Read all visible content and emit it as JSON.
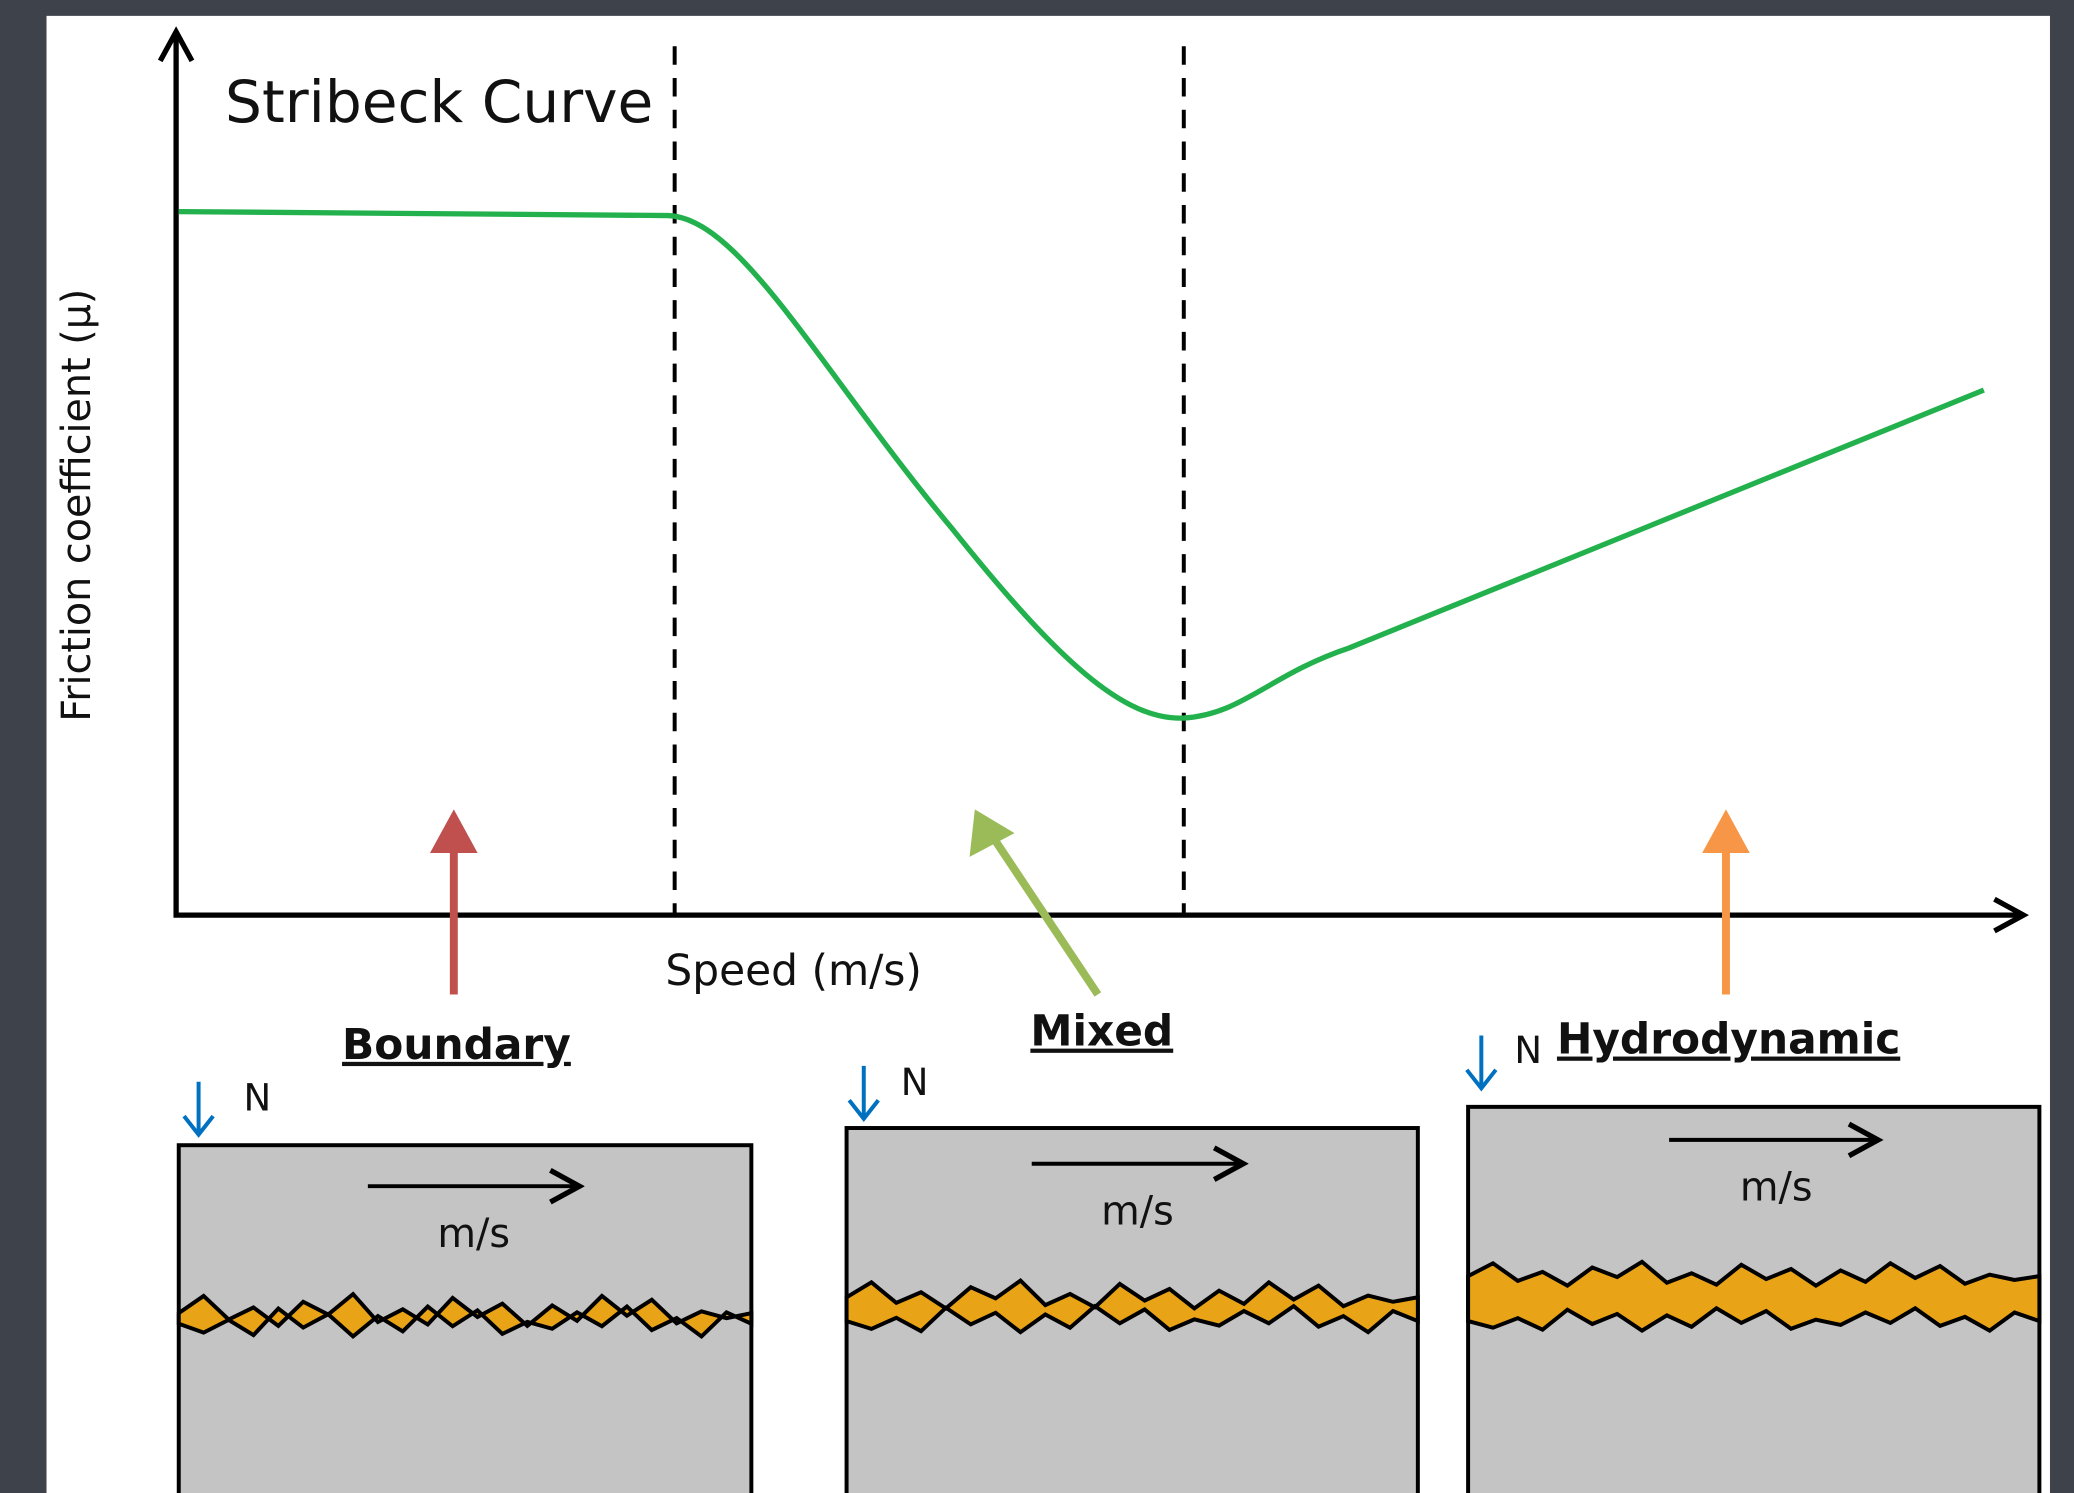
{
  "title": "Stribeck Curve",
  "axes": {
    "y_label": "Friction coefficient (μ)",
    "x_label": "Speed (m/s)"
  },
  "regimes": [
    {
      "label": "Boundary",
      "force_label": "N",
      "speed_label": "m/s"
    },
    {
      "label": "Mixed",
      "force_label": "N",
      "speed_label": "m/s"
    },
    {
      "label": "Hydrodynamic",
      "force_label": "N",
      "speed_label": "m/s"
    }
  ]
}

...

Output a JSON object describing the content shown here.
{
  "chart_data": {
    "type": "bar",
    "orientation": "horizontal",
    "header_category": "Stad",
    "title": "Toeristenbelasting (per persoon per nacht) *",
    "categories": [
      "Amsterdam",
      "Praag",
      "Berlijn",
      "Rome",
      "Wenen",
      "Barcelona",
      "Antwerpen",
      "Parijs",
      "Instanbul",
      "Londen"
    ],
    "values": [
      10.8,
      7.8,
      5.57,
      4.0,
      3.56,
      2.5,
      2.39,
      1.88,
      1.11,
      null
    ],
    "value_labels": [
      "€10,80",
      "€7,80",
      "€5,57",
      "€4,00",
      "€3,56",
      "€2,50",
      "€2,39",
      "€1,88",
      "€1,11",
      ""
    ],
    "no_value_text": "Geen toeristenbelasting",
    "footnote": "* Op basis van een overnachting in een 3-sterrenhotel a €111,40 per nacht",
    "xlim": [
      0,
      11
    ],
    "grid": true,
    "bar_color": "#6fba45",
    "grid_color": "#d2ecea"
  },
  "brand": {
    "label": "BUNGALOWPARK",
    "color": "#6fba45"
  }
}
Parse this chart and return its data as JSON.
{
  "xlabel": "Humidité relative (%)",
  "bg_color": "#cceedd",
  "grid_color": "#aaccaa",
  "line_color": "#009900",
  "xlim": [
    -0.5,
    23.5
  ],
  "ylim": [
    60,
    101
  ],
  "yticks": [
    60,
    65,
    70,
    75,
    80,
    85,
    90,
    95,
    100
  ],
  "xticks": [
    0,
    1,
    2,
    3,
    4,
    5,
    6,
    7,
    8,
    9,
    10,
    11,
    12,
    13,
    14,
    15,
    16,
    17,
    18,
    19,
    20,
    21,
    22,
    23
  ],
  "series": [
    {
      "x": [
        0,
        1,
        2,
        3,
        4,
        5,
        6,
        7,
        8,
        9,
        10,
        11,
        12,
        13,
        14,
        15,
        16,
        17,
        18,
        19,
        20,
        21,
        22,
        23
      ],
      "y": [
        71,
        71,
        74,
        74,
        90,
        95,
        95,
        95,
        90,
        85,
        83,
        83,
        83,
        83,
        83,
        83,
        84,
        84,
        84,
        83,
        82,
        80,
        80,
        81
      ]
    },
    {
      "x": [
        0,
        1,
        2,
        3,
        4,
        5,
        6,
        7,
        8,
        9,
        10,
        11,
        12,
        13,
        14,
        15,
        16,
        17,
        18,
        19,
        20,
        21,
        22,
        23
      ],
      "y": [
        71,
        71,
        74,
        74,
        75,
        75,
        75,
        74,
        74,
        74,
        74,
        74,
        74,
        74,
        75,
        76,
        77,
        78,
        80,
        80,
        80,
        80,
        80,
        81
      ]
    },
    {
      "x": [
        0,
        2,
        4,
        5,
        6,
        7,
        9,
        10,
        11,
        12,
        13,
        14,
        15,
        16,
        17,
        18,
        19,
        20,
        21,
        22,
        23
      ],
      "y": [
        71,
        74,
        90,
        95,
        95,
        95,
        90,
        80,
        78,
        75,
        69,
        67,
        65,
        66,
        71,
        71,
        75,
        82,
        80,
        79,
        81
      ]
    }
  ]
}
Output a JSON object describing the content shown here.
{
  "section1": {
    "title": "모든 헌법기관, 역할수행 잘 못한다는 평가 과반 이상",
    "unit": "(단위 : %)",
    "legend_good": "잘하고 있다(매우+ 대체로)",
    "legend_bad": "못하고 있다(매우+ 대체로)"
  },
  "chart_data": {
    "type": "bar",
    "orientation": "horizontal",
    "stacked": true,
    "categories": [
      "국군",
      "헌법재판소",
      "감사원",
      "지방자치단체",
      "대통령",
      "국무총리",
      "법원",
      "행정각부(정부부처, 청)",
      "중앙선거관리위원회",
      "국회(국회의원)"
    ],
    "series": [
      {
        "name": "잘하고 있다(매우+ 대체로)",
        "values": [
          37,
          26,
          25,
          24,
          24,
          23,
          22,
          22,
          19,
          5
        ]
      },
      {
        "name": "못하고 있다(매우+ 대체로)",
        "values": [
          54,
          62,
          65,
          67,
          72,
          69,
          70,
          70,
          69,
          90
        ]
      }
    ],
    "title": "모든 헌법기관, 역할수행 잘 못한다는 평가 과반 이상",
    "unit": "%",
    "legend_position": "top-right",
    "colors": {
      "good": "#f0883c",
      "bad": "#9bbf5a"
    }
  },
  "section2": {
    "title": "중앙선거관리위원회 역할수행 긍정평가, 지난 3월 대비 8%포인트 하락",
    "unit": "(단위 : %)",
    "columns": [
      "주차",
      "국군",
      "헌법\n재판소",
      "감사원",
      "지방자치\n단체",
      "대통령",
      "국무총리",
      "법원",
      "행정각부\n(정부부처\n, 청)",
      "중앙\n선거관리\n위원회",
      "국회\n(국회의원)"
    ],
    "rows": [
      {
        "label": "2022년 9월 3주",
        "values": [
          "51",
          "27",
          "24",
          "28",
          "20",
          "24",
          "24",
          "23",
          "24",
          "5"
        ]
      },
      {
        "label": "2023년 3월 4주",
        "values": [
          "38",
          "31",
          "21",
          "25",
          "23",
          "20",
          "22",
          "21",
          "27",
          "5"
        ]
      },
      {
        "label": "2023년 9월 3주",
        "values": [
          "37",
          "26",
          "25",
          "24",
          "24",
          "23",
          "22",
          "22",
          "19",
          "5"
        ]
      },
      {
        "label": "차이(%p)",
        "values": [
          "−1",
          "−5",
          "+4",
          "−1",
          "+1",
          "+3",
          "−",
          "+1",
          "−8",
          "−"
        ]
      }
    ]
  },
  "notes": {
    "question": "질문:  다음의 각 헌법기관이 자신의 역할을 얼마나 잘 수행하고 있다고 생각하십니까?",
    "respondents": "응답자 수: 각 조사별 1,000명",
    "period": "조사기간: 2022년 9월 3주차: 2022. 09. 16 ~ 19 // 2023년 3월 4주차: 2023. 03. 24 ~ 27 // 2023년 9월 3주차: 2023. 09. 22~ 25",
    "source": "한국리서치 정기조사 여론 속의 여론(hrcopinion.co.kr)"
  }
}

*TASK DETAILS*: Check each line above for the word "중앙선거관리위원회" and copy the ones that have it.

*CORRECT RESPONSE*:
      "중앙선거관리위원회",
    "title": "중앙선거관리위원회 역할수행 긍정평가, 지난 3월 대비 8%포인트 하락",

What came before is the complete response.